**WHAT YOU NEED TO DO**: Only the pictures are omitted; repeat all other data exactly.
BEGIN DATA IN THIS EXERCISE
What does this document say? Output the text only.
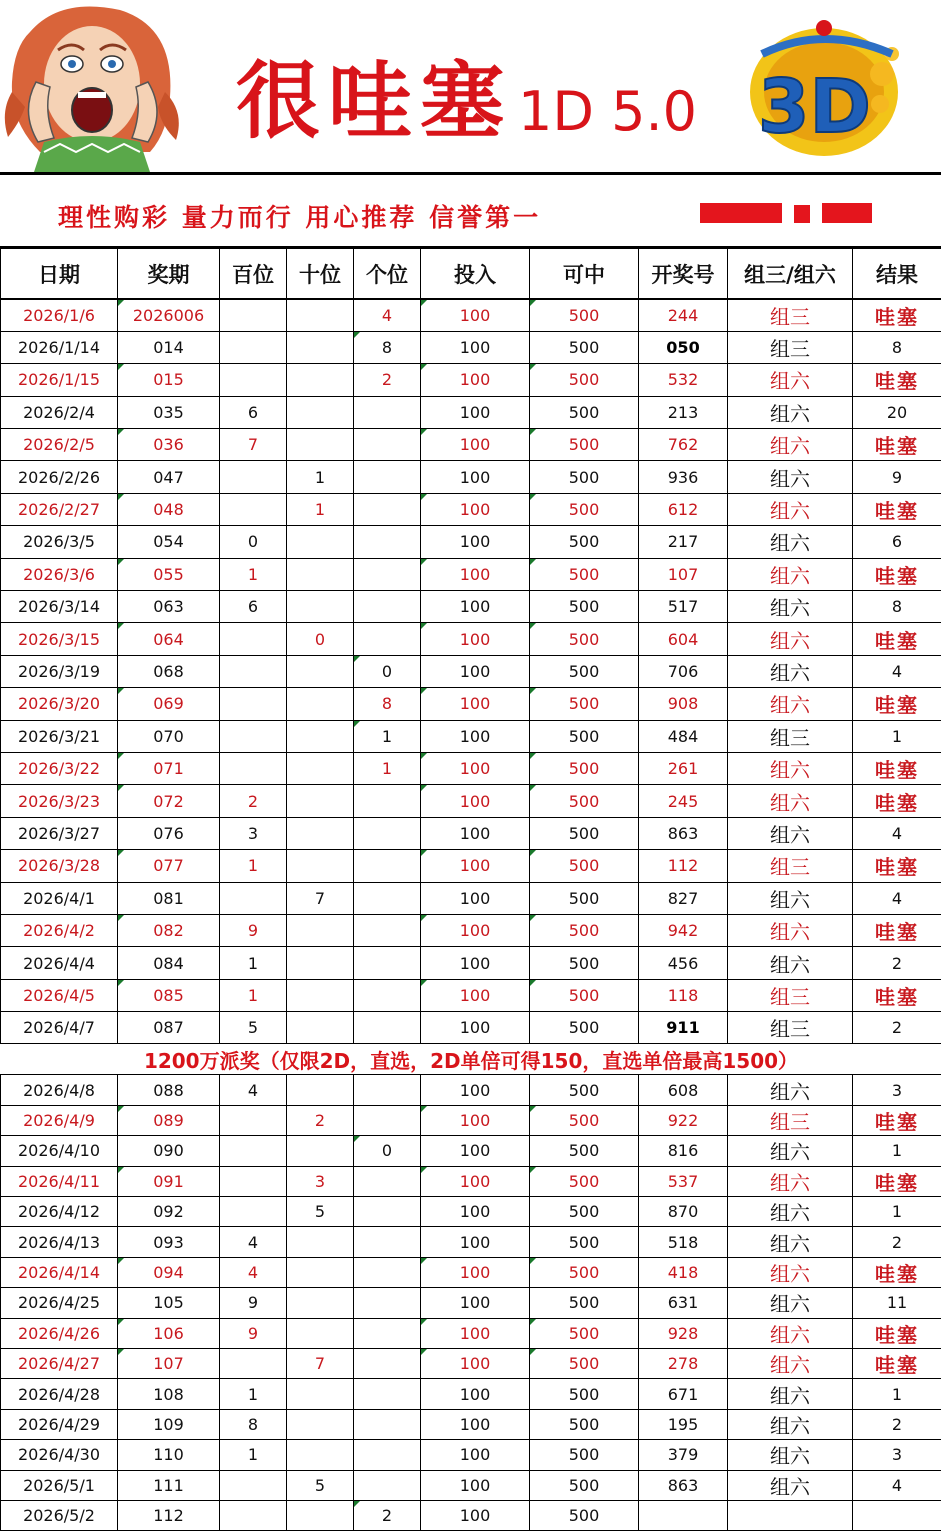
很哇塞 1D 5.0 3D
理性购彩 量力而行 用心推荐 信誉第一
日期	奖期	百位	十位	个位	投入	可中	开奖号	组三/组六	结果
2026/1/6	2026006			4	100	500	244	组三	哇塞
2026/1/14	014			8	100	500	050	组三	8
2026/1/15	015			2	100	500	532	组六	哇塞
2026/2/4	035	6			100	500	213	组六	20
2026/2/5	036	7			100	500	762	组六	哇塞
2026/2/26	047		1		100	500	936	组六	9
2026/2/27	048		1		100	500	612	组六	哇塞
2026/3/5	054	0			100	500	217	组六	6
2026/3/6	055	1			100	500	107	组六	哇塞
2026/3/14	063	6			100	500	517	组六	8
2026/3/15	064		0		100	500	604	组六	哇塞
2026/3/19	068			0	100	500	706	组六	4
2026/3/20	069			8	100	500	908	组六	哇塞
2026/3/21	070			1	100	500	484	组三	1
2026/3/22	071			1	100	500	261	组六	哇塞
2026/3/23	072	2			100	500	245	组六	哇塞
2026/3/27	076	3			100	500	863	组六	4
2026/3/28	077	1			100	500	112	组三	哇塞
2026/4/1	081		7		100	500	827	组六	4
2026/4/2	082	9			100	500	942	组六	哇塞
2026/4/4	084	1			100	500	456	组六	2
2026/4/5	085	1			100	500	118	组三	哇塞
2026/4/7	087	5			100	500	911	组三	2
1200万派奖（仅限2D，直选，2D单倍可得150，直选单倍最高1500）									
2026/4/8	088	4			100	500	608	组六	3
2026/4/9	089		2		100	500	922	组三	哇塞
2026/4/10	090			0	100	500	816	组六	1
2026/4/11	091		3		100	500	537	组六	哇塞
2026/4/12	092		5		100	500	870	组六	1
2026/4/13	093	4			100	500	518	组六	2
2026/4/14	094	4			100	500	418	组六	哇塞
2026/4/25	105	9			100	500	631	组六	11
2026/4/26	106	9			100	500	928	组六	哇塞
2026/4/27	107		7		100	500	278	组六	哇塞
2026/4/28	108	1			100	500	671	组六	1
2026/4/29	109	8			100	500	195	组六	2
2026/4/30	110	1			100	500	379	组六	3
2026/5/1	111		5		100	500	863	组六	4
2026/5/2	112			2	100	500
END DATA IN THIS EXERCISE
**EXERCISE OUTPUT**:
What does this document say? Output the text only.
很哇塞 1D 5.0 3D
理性购彩 量力而行 用心推荐 信誉第一
日期	奖期	百位	十位	个位	投入	可中	开奖号	组三/组六	结果
2026/1/6	2026006			4	100	500	244	组三	哇塞
2026/1/14	014			8	100	500	050	组三	8
2026/1/15	015			2	100	500	532	组六	哇塞
2026/2/4	035	6			100	500	213	组六	20
2026/2/5	036	7			100	500	762	组六	哇塞
2026/2/26	047		1		100	500	936	组六	9
2026/2/27	048		1		100	500	612	组六	哇塞
2026/3/5	054	0			100	500	217	组六	6
2026/3/6	055	1			100	500	107	组六	哇塞
2026/3/14	063	6			100	500	517	组六	8
2026/3/15	064		0		100	500	604	组六	哇塞
2026/3/19	068			0	100	500	706	组六	4
2026/3/20	069			8	100	500	908	组六	哇塞
2026/3/21	070			1	100	500	484	组三	1
2026/3/22	071			1	100	500	261	组六	哇塞
2026/3/23	072	2			100	500	245	组六	哇塞
2026/3/27	076	3			100	500	863	组六	4
2026/3/28	077	1			100	500	112	组三	哇塞
2026/4/1	081		7		100	500	827	组六	4
2026/4/2	082	9			100	500	942	组六	哇塞
2026/4/4	084	1			100	500	456	组六	2
2026/4/5	085	1			100	500	118	组三	哇塞
2026/4/7	087	5			100	500	911	组三	2
1200万派奖（仅限2D，直选，2D单倍可得150，直选单倍最高1500）									
2026/4/8	088	4			100	500	608	组六	3
2026/4/9	089		2		100	500	922	组三	哇塞
2026/4/10	090			0	100	500	816	组六	1
2026/4/11	091		3		100	500	537	组六	哇塞
2026/4/12	092		5		100	500	870	组六	1
2026/4/13	093	4			100	500	518	组六	2
2026/4/14	094	4			100	500	418	组六	哇塞
2026/4/25	105	9			100	500	631	组六	11
2026/4/26	106	9			100	500	928	组六	哇塞
2026/4/27	107		7		100	500	278	组六	哇塞
2026/4/28	108	1			100	500	671	组六	1
2026/4/29	109	8			100	500	195	组六	2
2026/4/30	110	1			100	500	379	组六	3
2026/5/1	111		5		100	500	863	组六	4
2026/5/2	112			2	100	500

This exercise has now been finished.